- _Exercise objective_:
Count lines with "jihadist" in them. Report only the total.

(Chart and figure data)
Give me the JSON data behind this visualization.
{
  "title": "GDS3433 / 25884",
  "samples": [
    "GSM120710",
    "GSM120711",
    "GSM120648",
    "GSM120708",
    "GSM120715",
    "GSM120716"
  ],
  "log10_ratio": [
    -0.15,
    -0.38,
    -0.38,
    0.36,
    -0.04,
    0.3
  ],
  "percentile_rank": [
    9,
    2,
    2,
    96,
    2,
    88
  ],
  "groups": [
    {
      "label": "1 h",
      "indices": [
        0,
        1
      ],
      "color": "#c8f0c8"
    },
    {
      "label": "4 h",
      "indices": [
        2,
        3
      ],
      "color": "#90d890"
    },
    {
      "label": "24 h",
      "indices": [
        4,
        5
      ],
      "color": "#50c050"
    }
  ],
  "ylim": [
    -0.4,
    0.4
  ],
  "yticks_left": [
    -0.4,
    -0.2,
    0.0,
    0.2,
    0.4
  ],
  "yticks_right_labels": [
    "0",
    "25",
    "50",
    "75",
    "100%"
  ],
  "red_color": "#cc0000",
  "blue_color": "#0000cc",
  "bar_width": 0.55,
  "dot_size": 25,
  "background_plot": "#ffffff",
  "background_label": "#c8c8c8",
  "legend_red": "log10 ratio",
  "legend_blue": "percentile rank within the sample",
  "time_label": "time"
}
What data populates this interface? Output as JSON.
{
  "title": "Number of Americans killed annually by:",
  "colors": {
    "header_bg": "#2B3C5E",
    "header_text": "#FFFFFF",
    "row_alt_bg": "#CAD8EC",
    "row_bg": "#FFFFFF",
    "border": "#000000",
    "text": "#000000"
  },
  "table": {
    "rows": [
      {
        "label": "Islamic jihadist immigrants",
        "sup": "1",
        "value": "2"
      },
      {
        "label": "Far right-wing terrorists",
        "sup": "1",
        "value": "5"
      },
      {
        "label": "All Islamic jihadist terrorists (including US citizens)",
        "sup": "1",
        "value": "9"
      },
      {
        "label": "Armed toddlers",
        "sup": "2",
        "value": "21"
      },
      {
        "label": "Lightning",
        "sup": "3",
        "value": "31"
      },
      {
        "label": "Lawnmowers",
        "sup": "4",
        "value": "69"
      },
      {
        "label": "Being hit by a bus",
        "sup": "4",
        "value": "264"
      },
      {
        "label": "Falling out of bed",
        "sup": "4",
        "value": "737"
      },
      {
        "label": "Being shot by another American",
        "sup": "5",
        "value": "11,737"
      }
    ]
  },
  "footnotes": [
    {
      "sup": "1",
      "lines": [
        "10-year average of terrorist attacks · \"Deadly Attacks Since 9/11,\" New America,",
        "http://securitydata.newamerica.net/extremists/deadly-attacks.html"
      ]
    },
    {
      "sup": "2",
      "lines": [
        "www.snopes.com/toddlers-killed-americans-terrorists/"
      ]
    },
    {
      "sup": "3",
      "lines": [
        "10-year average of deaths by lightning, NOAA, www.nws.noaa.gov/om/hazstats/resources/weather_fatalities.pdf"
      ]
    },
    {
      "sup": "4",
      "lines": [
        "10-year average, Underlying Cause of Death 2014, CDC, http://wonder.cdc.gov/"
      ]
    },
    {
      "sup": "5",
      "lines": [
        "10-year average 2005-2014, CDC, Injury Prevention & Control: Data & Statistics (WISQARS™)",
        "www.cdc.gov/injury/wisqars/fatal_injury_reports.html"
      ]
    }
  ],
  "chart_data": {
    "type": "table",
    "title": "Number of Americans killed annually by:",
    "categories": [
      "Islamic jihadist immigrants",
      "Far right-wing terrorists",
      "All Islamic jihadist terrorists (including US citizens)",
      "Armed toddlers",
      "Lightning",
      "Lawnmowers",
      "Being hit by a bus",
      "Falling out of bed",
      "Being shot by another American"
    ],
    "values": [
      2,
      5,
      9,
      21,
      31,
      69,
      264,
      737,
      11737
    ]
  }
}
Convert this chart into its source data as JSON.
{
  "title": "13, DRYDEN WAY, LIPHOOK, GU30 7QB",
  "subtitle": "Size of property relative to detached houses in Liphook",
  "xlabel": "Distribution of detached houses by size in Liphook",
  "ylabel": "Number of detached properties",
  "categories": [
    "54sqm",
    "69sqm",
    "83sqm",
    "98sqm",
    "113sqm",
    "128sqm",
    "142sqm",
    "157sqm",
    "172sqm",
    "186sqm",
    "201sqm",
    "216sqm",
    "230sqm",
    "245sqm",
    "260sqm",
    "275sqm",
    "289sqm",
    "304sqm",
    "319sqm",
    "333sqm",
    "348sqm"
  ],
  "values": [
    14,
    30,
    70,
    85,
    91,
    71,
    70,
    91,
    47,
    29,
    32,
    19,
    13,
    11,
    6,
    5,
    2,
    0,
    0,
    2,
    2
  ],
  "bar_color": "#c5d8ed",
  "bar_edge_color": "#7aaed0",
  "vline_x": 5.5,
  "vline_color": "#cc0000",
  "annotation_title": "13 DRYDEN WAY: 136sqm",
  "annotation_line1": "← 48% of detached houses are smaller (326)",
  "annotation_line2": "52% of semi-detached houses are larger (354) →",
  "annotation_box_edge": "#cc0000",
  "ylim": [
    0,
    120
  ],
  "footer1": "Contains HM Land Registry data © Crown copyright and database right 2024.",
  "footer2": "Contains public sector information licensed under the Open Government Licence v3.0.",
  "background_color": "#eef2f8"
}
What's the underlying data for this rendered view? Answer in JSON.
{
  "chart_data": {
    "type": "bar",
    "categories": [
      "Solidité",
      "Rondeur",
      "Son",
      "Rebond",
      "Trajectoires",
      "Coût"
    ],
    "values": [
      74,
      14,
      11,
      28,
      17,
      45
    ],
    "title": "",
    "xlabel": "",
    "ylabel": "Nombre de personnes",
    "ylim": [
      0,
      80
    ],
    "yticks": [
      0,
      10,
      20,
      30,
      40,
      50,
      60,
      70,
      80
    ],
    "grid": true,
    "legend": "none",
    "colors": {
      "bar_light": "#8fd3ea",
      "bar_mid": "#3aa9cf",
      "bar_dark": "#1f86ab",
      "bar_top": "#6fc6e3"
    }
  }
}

- _Output_:
4